Work instructions: Will you output all of the data below exactly, omitting the images?

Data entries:
● ● ● ● ●

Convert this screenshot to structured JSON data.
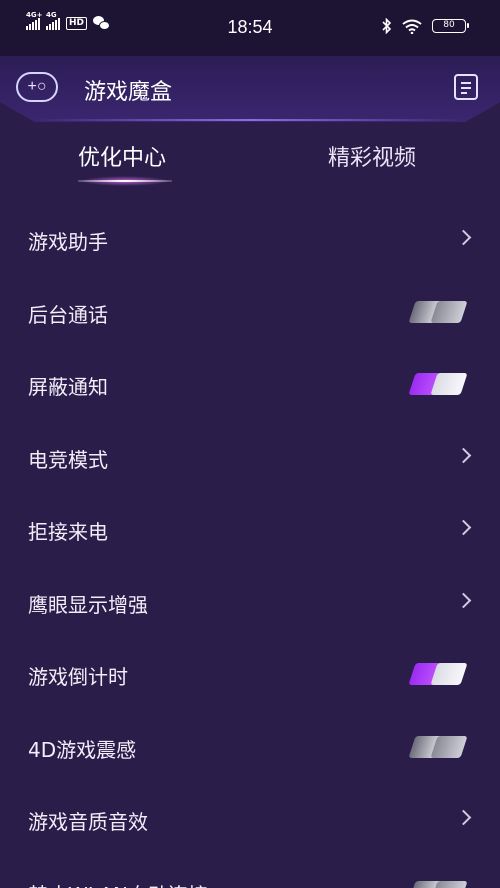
{
  "status_bar": {
    "signal_1": "4G+",
    "signal_2": "4G",
    "hd": "HD",
    "time": "18:54",
    "battery": "80"
  },
  "header": {
    "title": "游戏魔盒",
    "gamepad_icon_text": "+○"
  },
  "tabs": [
    {
      "label": "优化中心",
      "active": true
    },
    {
      "label": "精彩视频",
      "active": false
    }
  ],
  "items": [
    {
      "label": "游戏助手",
      "control": "chevron"
    },
    {
      "label": "后台通话",
      "control": "toggle",
      "state": "off"
    },
    {
      "label": "屏蔽通知",
      "control": "toggle",
      "state": "on"
    },
    {
      "label": "电竞模式",
      "control": "chevron"
    },
    {
      "label": "拒接来电",
      "control": "chevron"
    },
    {
      "label": "鹰眼显示增强",
      "control": "chevron"
    },
    {
      "label": "游戏倒计时",
      "control": "toggle",
      "state": "on"
    },
    {
      "label": "4D游戏震感",
      "control": "toggle",
      "state": "off"
    },
    {
      "label": "游戏音质音效",
      "control": "chevron"
    },
    {
      "label": "禁止WLAN自动连接",
      "control": "toggle",
      "state": "off"
    }
  ],
  "colors": {
    "background": "#2a1d49",
    "accent_purple": "#a63af5"
  }
}
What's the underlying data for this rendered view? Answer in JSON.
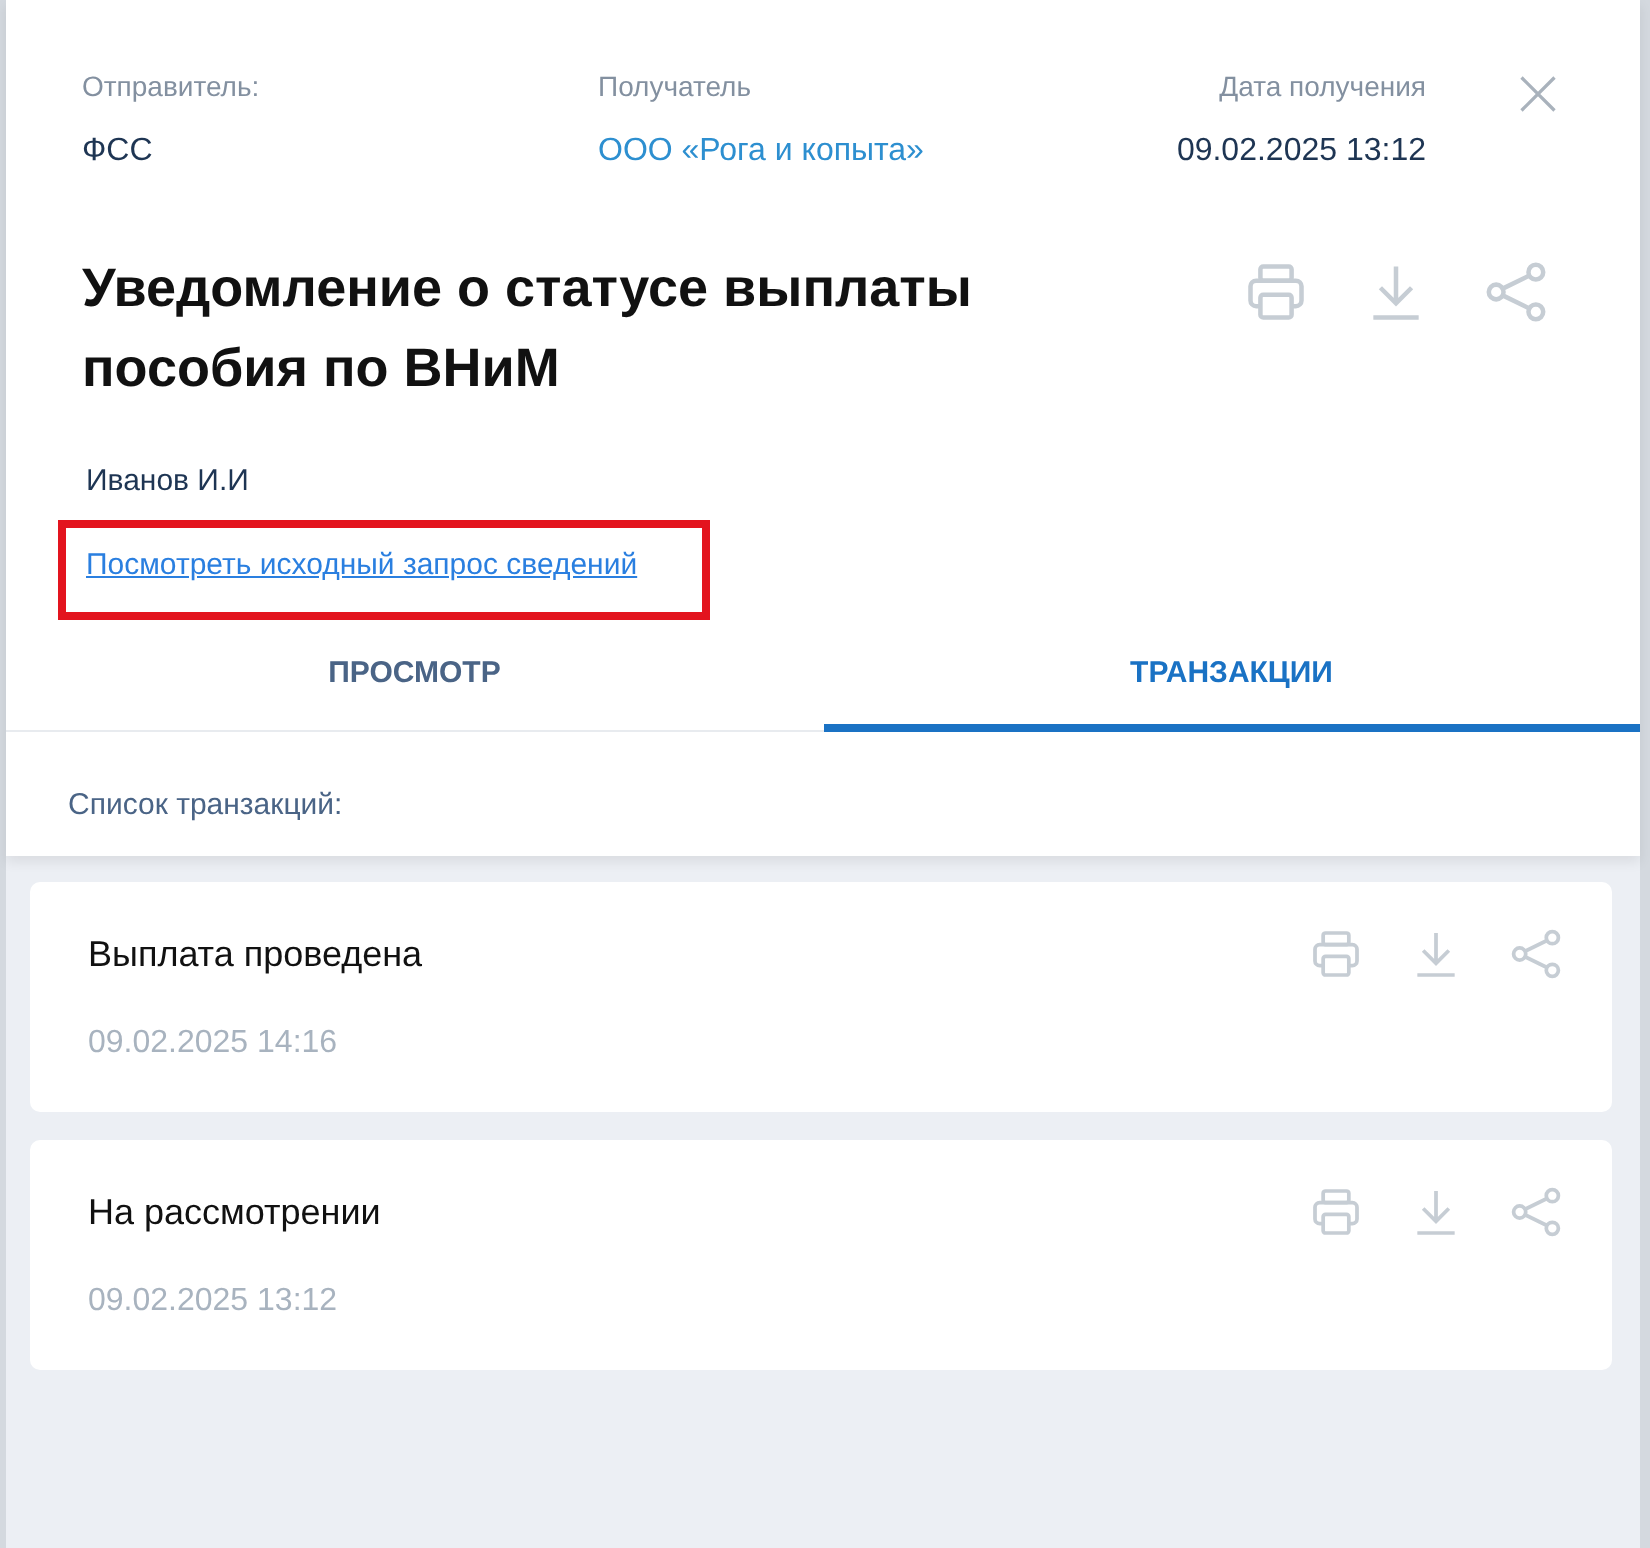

● ● ● ● ●

Result of this task:
Convert this screenshot to structured JSON data.
{
  "status_bar": {
    "signal_1": "4G+",
    "signal_2": "4G",
    "hd": "HD",
    "time": "18:54",
    "battery": "80"
  },
  "header": {
    "title": "游戏魔盒",
    "gamepad_icon_text": "+○"
  },
  "tabs": [
    {
      "label": "优化中心",
      "active": true
    },
    {
      "label": "精彩视频",
      "active": false
    }
  ],
  "items": [
    {
      "label": "游戏助手",
      "control": "chevron"
    },
    {
      "label": "后台通话",
      "control": "toggle",
      "state": "off"
    },
    {
      "label": "屏蔽通知",
      "control": "toggle",
      "state": "on"
    },
    {
      "label": "电竞模式",
      "control": "chevron"
    },
    {
      "label": "拒接来电",
      "control": "chevron"
    },
    {
      "label": "鹰眼显示增强",
      "control": "chevron"
    },
    {
      "label": "游戏倒计时",
      "control": "toggle",
      "state": "on"
    },
    {
      "label": "4D游戏震感",
      "control": "toggle",
      "state": "off"
    },
    {
      "label": "游戏音质音效",
      "control": "chevron"
    },
    {
      "label": "禁止WLAN自动连接",
      "control": "toggle",
      "state": "off"
    }
  ],
  "colors": {
    "background": "#2a1d49",
    "accent_purple": "#a63af5"
  }
}
What's the underlying data for this rendered view? Answer in JSON.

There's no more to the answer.